EXERCISE REQUIREMENTS:
Search the material for the word "English" and copy each line that holds it.

╭─ DATASET EXTRACT

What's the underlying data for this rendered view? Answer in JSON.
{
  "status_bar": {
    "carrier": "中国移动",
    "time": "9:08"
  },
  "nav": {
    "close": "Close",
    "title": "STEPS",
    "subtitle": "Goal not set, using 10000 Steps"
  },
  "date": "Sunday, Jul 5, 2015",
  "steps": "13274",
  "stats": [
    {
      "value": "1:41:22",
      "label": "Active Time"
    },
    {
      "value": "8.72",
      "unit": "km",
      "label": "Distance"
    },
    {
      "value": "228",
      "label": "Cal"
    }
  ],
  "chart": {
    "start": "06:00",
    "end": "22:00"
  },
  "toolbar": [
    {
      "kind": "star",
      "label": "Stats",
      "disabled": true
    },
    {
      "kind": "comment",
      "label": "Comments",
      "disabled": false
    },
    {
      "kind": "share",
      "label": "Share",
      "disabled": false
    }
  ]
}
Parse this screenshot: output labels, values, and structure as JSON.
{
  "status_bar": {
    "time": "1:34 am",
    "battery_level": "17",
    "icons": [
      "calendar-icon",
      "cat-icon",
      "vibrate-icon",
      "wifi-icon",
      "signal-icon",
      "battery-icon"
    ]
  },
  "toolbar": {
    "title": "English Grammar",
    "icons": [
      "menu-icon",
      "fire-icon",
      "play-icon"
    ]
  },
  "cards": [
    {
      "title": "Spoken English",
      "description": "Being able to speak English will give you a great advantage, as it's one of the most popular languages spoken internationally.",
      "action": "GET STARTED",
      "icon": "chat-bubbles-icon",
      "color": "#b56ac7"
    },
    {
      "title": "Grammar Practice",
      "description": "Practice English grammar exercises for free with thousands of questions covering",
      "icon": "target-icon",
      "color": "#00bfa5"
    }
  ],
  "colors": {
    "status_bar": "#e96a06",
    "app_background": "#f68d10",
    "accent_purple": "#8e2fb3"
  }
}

╰─

RESPONSE TO THIS TASK:
    "title": "English Grammar",
      "title": "Spoken English",
      "description": "Being able to speak English will give you a great advantage, as it's one of the most popular languages spoken internationally.",
      "description": "Practice English grammar exercises for free with thousands of questions covering",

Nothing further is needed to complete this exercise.